### RECORDED DATA
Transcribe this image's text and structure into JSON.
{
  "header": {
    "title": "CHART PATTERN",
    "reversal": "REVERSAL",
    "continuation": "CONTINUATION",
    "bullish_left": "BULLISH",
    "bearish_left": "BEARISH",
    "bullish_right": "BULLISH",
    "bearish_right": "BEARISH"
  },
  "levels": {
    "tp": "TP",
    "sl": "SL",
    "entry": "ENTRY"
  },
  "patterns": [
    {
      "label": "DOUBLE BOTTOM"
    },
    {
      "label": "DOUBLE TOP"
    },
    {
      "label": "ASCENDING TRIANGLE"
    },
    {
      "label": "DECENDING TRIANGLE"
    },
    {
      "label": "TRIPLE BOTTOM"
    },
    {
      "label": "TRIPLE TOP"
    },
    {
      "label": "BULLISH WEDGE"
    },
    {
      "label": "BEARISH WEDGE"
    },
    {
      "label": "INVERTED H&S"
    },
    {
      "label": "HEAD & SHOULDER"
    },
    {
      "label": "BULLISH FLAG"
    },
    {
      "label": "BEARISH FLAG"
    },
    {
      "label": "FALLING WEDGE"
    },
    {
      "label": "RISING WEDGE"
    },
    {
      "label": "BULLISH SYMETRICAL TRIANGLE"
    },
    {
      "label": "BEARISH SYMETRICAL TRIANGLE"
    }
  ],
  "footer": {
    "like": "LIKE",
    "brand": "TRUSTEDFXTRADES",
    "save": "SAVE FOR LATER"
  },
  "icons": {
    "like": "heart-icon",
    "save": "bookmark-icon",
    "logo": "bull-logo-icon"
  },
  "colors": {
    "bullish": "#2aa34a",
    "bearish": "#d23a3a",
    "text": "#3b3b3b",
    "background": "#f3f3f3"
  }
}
==
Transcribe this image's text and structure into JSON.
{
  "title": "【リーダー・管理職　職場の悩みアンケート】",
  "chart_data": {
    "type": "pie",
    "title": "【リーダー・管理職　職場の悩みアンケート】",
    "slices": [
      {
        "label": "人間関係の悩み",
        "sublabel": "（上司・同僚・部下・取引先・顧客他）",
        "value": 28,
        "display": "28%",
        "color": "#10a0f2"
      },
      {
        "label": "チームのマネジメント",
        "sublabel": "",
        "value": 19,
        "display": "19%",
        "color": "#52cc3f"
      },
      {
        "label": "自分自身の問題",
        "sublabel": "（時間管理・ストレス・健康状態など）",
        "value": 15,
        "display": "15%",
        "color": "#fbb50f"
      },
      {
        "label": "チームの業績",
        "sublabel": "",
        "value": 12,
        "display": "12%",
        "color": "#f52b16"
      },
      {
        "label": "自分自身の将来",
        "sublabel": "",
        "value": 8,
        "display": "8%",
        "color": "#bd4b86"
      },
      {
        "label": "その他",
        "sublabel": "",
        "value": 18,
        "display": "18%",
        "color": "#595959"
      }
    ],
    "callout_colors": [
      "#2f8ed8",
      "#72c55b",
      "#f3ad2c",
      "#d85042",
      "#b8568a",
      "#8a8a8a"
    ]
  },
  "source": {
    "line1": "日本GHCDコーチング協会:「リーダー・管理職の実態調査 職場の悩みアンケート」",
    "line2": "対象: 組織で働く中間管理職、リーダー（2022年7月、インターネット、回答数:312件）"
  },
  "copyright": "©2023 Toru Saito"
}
...
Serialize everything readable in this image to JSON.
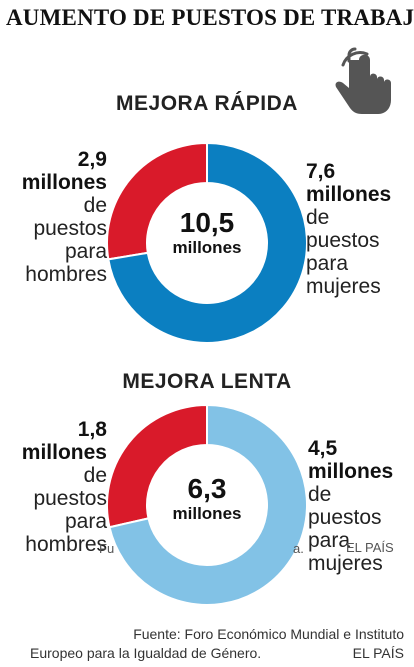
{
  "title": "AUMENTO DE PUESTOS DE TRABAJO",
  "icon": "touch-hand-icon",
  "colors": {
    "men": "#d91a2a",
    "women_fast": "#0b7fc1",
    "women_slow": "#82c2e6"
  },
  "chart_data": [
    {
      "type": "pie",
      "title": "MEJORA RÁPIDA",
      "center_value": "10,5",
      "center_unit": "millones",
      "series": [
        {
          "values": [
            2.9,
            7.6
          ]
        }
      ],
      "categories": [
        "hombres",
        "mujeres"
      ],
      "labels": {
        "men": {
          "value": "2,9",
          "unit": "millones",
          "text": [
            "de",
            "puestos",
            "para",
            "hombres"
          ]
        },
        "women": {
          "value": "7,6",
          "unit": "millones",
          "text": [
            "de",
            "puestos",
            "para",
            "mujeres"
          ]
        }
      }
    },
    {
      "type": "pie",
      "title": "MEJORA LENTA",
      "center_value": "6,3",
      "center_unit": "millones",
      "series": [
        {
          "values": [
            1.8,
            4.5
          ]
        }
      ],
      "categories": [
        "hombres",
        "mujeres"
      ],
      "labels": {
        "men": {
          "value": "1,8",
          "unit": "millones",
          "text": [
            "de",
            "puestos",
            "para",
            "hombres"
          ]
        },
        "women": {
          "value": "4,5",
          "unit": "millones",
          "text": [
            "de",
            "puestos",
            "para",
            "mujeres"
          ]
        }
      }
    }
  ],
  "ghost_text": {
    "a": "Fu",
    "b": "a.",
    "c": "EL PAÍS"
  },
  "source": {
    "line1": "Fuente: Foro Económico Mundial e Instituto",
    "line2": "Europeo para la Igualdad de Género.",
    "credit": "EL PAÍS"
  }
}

### EXERCISE
Write out each line of the data that holds the string "SYMETRICAL".

### TASK RESULT
      "label": "BULLISH SYMETRICAL TRIANGLE"
      "label": "BEARISH SYMETRICAL TRIANGLE"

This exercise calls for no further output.